Gather all lines containing the string "this" and copy them out.

Extracted data entries:
- - -

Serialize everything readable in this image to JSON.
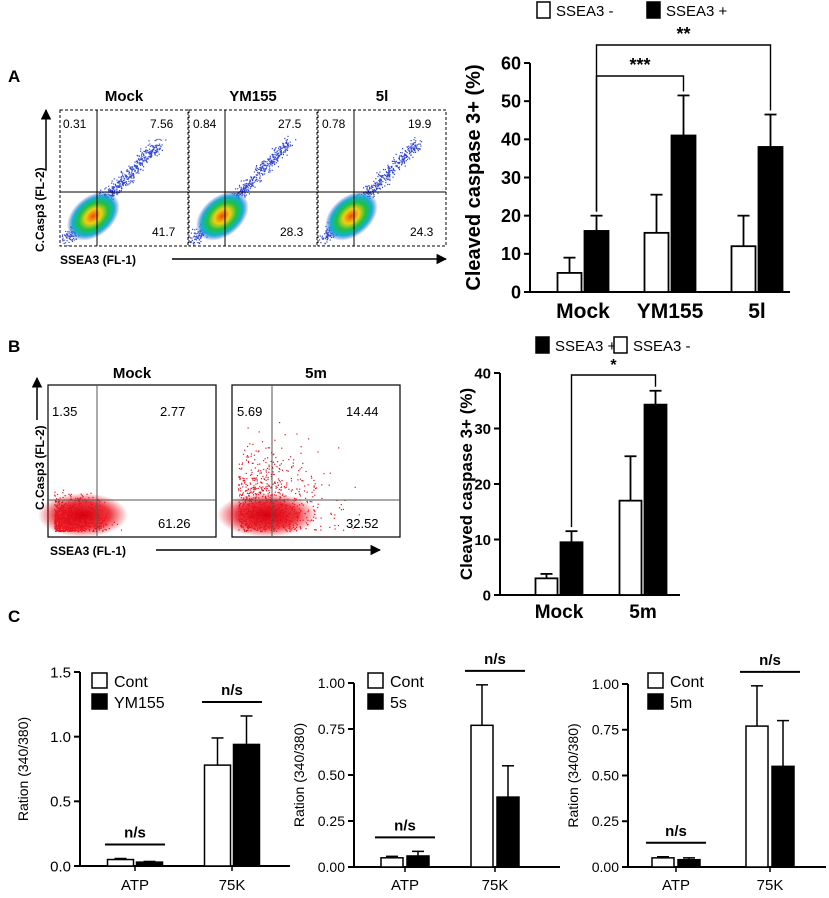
{
  "panel_labels": {
    "a": "A",
    "b": "B",
    "c": "C"
  },
  "flow_a": {
    "y_axis_label": "C.Casp3 (FL-2)",
    "x_axis_label": "SSEA3 (FL-1)",
    "dot_color": "#2f45d6",
    "plots": [
      {
        "title": "Mock",
        "ul": "0.31",
        "ur": "7.56",
        "lr": "41.7"
      },
      {
        "title": "YM155",
        "ul": "0.84",
        "ur": "27.5",
        "lr": "28.3"
      },
      {
        "title": "5l",
        "ul": "0.78",
        "ur": "19.9",
        "lr": "24.3"
      }
    ]
  },
  "flow_b": {
    "y_axis_label": "C.Casp3 (FL-2)",
    "x_axis_label": "SSEA3 (FL-1)",
    "dot_color": "#e8141e",
    "plots": [
      {
        "title": "Mock",
        "ul": "1.35",
        "ur": "2.77",
        "lr": "61.26"
      },
      {
        "title": "5m",
        "ul": "5.69",
        "ur": "14.44",
        "lr": "32.52"
      }
    ]
  },
  "chart_data": [
    {
      "id": "A",
      "type": "bar",
      "title": "",
      "xlabel": "",
      "ylabel": "Cleaved caspase 3+ (%)",
      "ylim": [
        0,
        60
      ],
      "yticks": [
        "0",
        "10",
        "20",
        "30",
        "40",
        "50",
        "60"
      ],
      "legend_placement": "top",
      "legend_labels": [
        "SSEA3 -",
        "SSEA3 +"
      ],
      "categories": [
        "Mock",
        "YM155",
        "5l"
      ],
      "series": [
        {
          "name": "SSEA3 -",
          "fill": "#ffffff",
          "values": [
            5,
            15.5,
            12
          ],
          "errors": [
            4,
            10,
            8
          ]
        },
        {
          "name": "SSEA3 +",
          "fill": "#000000",
          "values": [
            16,
            41,
            38
          ],
          "errors": [
            4,
            10.5,
            8.5
          ]
        }
      ],
      "significance": [
        {
          "label": "***",
          "from": "Mock",
          "to": "YM155"
        },
        {
          "label": "**",
          "from": "Mock",
          "to": "5l"
        }
      ]
    },
    {
      "id": "B",
      "type": "bar",
      "title": "",
      "xlabel": "",
      "ylabel": "Cleaved caspase 3+ (%)",
      "ylim": [
        0,
        40
      ],
      "yticks": [
        "0",
        "10",
        "20",
        "30",
        "40"
      ],
      "legend_placement": "top",
      "legend_labels": [
        "SSEA3 +",
        "SSEA3 -"
      ],
      "categories": [
        "Mock",
        "5m"
      ],
      "series": [
        {
          "name": "SSEA3 -",
          "fill": "#ffffff",
          "values": [
            3,
            17
          ],
          "errors": [
            0.8,
            8
          ]
        },
        {
          "name": "SSEA3 +",
          "fill": "#000000",
          "values": [
            9.5,
            34.3
          ],
          "errors": [
            2,
            2.5
          ]
        }
      ],
      "significance": [
        {
          "label": "*",
          "from": "Mock",
          "to": "5m"
        }
      ]
    },
    {
      "id": "C1",
      "type": "bar",
      "title": "",
      "xlabel": "",
      "ylabel": "Ration (340/380)",
      "ylim": [
        0,
        1.5
      ],
      "yticks": [
        "0.0",
        "0.5",
        "1.0",
        "1.5"
      ],
      "legend_placement": "top-left",
      "categories": [
        "ATP",
        "75K"
      ],
      "series": [
        {
          "name": "Cont",
          "fill": "#ffffff",
          "values": [
            0.05,
            0.78
          ],
          "errors": [
            0.008,
            0.21
          ]
        },
        {
          "name": "YM155",
          "fill": "#000000",
          "values": [
            0.03,
            0.94
          ],
          "errors": [
            0.005,
            0.22
          ]
        }
      ],
      "significance": [
        {
          "label": "n/s",
          "category": "ATP"
        },
        {
          "label": "n/s",
          "category": "75K"
        }
      ]
    },
    {
      "id": "C2",
      "type": "bar",
      "title": "",
      "xlabel": "",
      "ylabel": "Ration (340/380)",
      "ylim": [
        0,
        1.0
      ],
      "yticks": [
        "0.00",
        "0.25",
        "0.50",
        "0.75",
        "1.00"
      ],
      "legend_placement": "top-left",
      "categories": [
        "ATP",
        "75K"
      ],
      "series": [
        {
          "name": "Cont",
          "fill": "#ffffff",
          "values": [
            0.05,
            0.77
          ],
          "errors": [
            0.008,
            0.22
          ]
        },
        {
          "name": "5s",
          "fill": "#000000",
          "values": [
            0.06,
            0.38
          ],
          "errors": [
            0.025,
            0.17
          ]
        }
      ],
      "significance": [
        {
          "label": "n/s",
          "category": "ATP"
        },
        {
          "label": "n/s",
          "category": "75K"
        }
      ]
    },
    {
      "id": "C3",
      "type": "bar",
      "title": "",
      "xlabel": "",
      "ylabel": "Ration (340/380)",
      "ylim": [
        0,
        1.0
      ],
      "yticks": [
        "0.00",
        "0.25",
        "0.50",
        "0.75",
        "1.00"
      ],
      "legend_placement": "top-left",
      "categories": [
        "ATP",
        "75K"
      ],
      "series": [
        {
          "name": "Cont",
          "fill": "#ffffff",
          "values": [
            0.05,
            0.77
          ],
          "errors": [
            0.006,
            0.22
          ]
        },
        {
          "name": "5m",
          "fill": "#000000",
          "values": [
            0.04,
            0.55
          ],
          "errors": [
            0.01,
            0.25
          ]
        }
      ],
      "significance": [
        {
          "label": "n/s",
          "category": "ATP"
        },
        {
          "label": "n/s",
          "category": "75K"
        }
      ]
    }
  ]
}
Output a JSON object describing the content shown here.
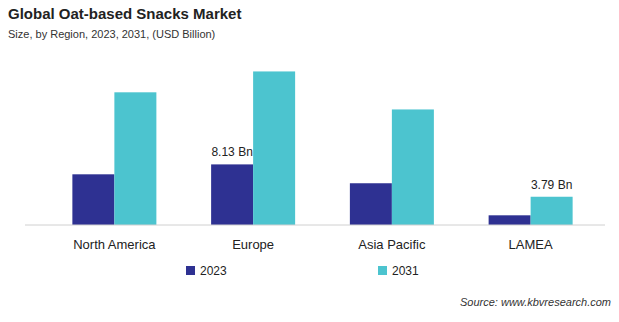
{
  "chart_data": {
    "type": "bar",
    "title": "Global Oat-based Snacks Market",
    "subtitle": "Size, by Region, 2023, 2031, (USD Billion)",
    "source": "Source: www.kbvresearch.com",
    "categories": [
      "North America",
      "Europe",
      "Asia Pacific",
      "LAMEA"
    ],
    "series": [
      {
        "name": "2023",
        "color": "#2e3192",
        "values": [
          6.8,
          8.13,
          5.6,
          1.3
        ],
        "value_labels": [
          null,
          "8.13 Bn",
          null,
          null
        ]
      },
      {
        "name": "2031",
        "color": "#4cc4cf",
        "values": [
          17.8,
          20.6,
          15.5,
          3.79
        ],
        "value_labels": [
          null,
          null,
          null,
          "3.79 Bn"
        ]
      }
    ],
    "ylim": [
      0,
      22
    ],
    "grid": false,
    "legend": "bottom",
    "data_labels": true,
    "tick_labels": "x"
  }
}
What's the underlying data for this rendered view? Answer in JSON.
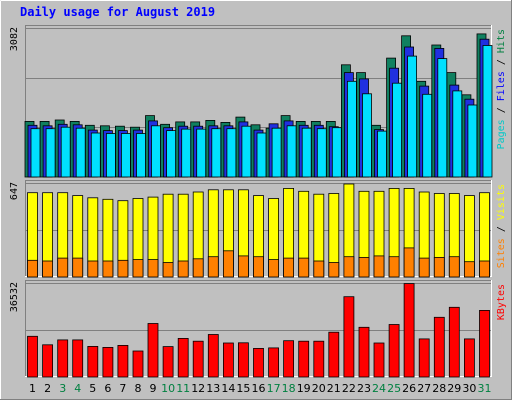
{
  "chart_data": {
    "type": "bar",
    "title": "Daily usage for August 2019",
    "categories": [
      "1",
      "2",
      "3",
      "4",
      "5",
      "6",
      "7",
      "8",
      "9",
      "10",
      "11",
      "12",
      "13",
      "14",
      "15",
      "16",
      "17",
      "18",
      "19",
      "20",
      "21",
      "22",
      "23",
      "24",
      "25",
      "26",
      "27",
      "28",
      "29",
      "30",
      "31"
    ],
    "weekend_days": [
      "3",
      "4",
      "10",
      "11",
      "17",
      "18",
      "24",
      "25",
      "31"
    ],
    "panels": [
      {
        "name": "hits-files-pages",
        "ymax_label": "3082",
        "ymax": 3082,
        "legend": [
          {
            "name": "Pages",
            "color": "#00c8c8"
          },
          {
            "name": "Files",
            "color": "#0000ff"
          },
          {
            "name": "Hits",
            "color": "#008040"
          }
        ],
        "series": [
          {
            "name": "Hits",
            "color": "#108060",
            "values": [
              1150,
              1150,
              1180,
              1150,
              1070,
              1060,
              1050,
              1030,
              1270,
              1090,
              1140,
              1140,
              1170,
              1130,
              1240,
              1080,
              1010,
              1270,
              1150,
              1150,
              1150,
              2320,
              2160,
              1070,
              2460,
              2920,
              1980,
              2730,
              2160,
              1700,
              2960
            ]
          },
          {
            "name": "Files",
            "color": "#2030e0",
            "values": [
              1070,
              1060,
              1090,
              1080,
              970,
              960,
              960,
              970,
              1160,
              1020,
              1050,
              1050,
              1060,
              1060,
              1140,
              970,
              1100,
              1160,
              1070,
              1070,
              1040,
              2160,
              2030,
              980,
              2250,
              2690,
              1880,
              2660,
              1900,
              1610,
              2850
            ]
          },
          {
            "name": "Pages",
            "color": "#00e0ff",
            "values": [
              1000,
              1000,
              1030,
              1010,
              910,
              900,
              900,
              900,
              1060,
              960,
              990,
              990,
              1000,
              1000,
              1050,
              910,
              1010,
              1060,
              1010,
              1000,
              1020,
              1980,
              1720,
              950,
              1940,
              2500,
              1710,
              2450,
              1780,
              1490,
              2720
            ]
          }
        ]
      },
      {
        "name": "visits-sites",
        "ymax_label": "647",
        "ymax": 647,
        "legend": [
          {
            "name": "Sites",
            "color": "#ff8000"
          },
          {
            "name": "Visits",
            "color": "#ffff00"
          }
        ],
        "series": [
          {
            "name": "Visits",
            "color": "#ffff00",
            "values": [
              580,
              580,
              580,
              560,
              545,
              535,
              525,
              540,
              550,
              570,
              570,
              585,
              600,
              600,
              600,
              560,
              540,
              610,
              590,
              570,
              575,
              640,
              590,
              590,
              610,
              610,
              585,
              575,
              575,
              560,
              580
            ]
          },
          {
            "name": "Sites",
            "color": "#ff8000",
            "values": [
              115,
              110,
              130,
              130,
              110,
              110,
              115,
              120,
              120,
              100,
              110,
              125,
              140,
              180,
              145,
              140,
              120,
              130,
              130,
              110,
              100,
              140,
              135,
              145,
              140,
              200,
              130,
              135,
              140,
              105,
              110
            ]
          }
        ]
      },
      {
        "name": "kbytes",
        "ymax_label": "36532",
        "ymax": 36532,
        "legend": [
          {
            "name": "KBytes",
            "color": "#ff0000"
          }
        ],
        "series": [
          {
            "name": "KBytes",
            "color": "#ff0000",
            "values": [
              15800,
              12500,
              14400,
              14400,
              11900,
              11500,
              12300,
              10100,
              20800,
              11800,
              15000,
              13900,
              16500,
              13200,
              13300,
              11100,
              11300,
              14100,
              13900,
              13900,
              17400,
              31200,
              19300,
              13200,
              20400,
              36300,
              14800,
              23200,
              27100,
              14800,
              25900
            ]
          }
        ]
      }
    ],
    "xlabel": "",
    "ylabel": "",
    "grid": true,
    "legend_placement": "right-vertical"
  }
}
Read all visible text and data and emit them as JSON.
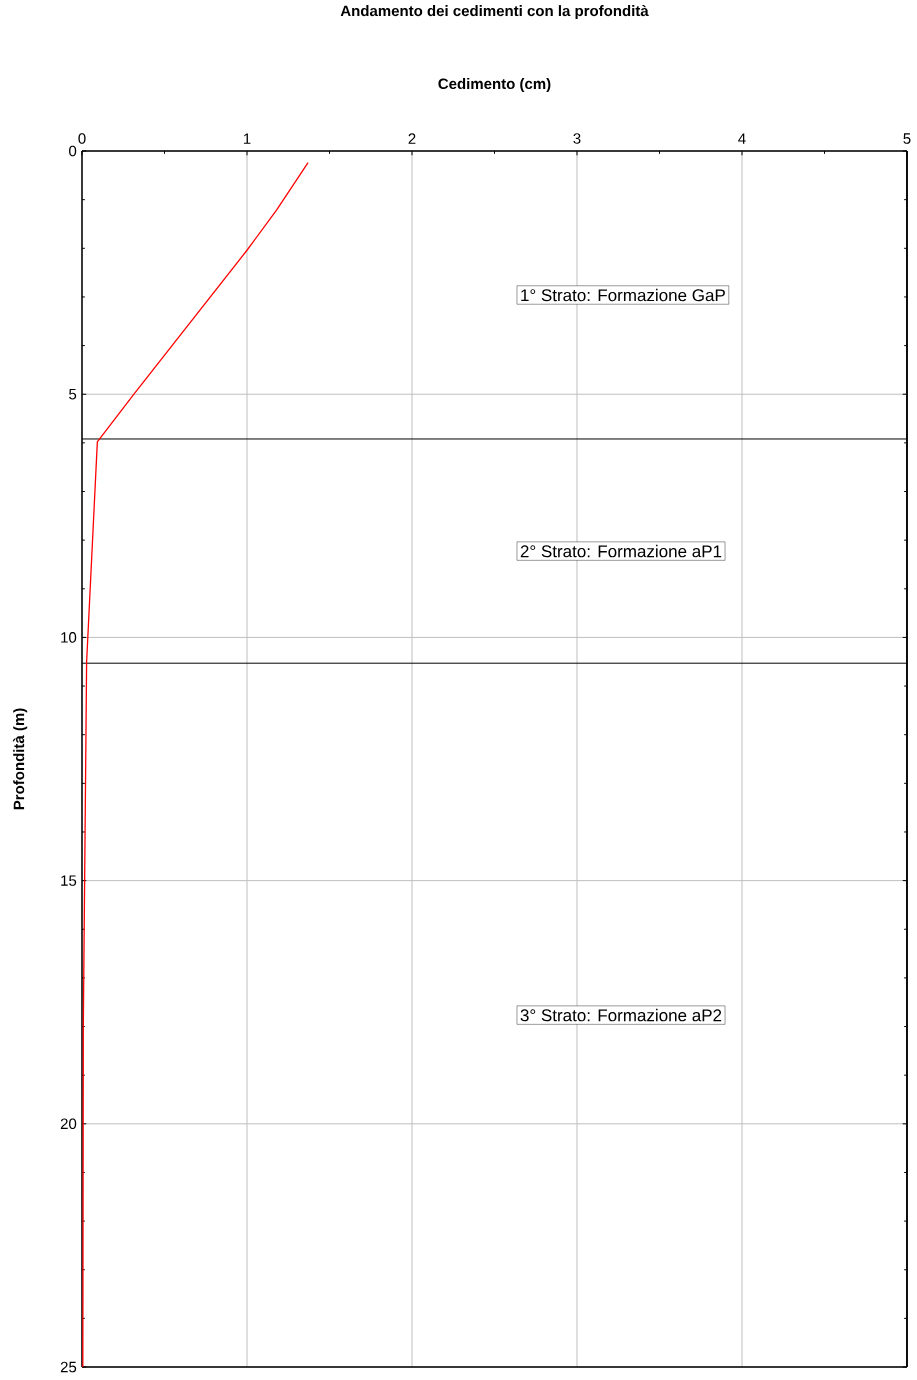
{
  "chart_data": {
    "type": "line",
    "title": "Andamento dei cedimenti con la profondità",
    "xlabel": "Cedimento (cm)",
    "ylabel": "Profondità (m)",
    "x": [
      1.37,
      1.18,
      1.0,
      0.31,
      0.093,
      0.028,
      0.016,
      0.008,
      0.005
    ],
    "series": [
      {
        "color": "#ff0000",
        "values": [
          0.24,
          1.21,
          2.04,
          5.02,
          5.98,
          10.5,
          15,
          18,
          25
        ]
      }
    ],
    "xlim": [
      0,
      5
    ],
    "xticks": [
      0,
      1,
      2,
      3,
      4,
      5
    ],
    "ylim": [
      25,
      0
    ],
    "yticks": [
      0,
      5,
      10,
      15,
      20,
      25
    ],
    "grid": true,
    "marker": "none",
    "line_style": "solid",
    "ref_lines": [
      {
        "axis": "y",
        "value": 5.92,
        "color": "#000000"
      },
      {
        "axis": "y",
        "value": 10.53,
        "color": "#000000"
      }
    ],
    "annotations": [
      "1° Strato: Formazione GaP",
      "2° Strato: Formazione aP1",
      "3° Strato: Formazione aP2"
    ]
  }
}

- - -

TASK OUTPUT:
Serialize everything readable in this image to JSON.
What's the underlying data for this rendered view? Answer in JSON.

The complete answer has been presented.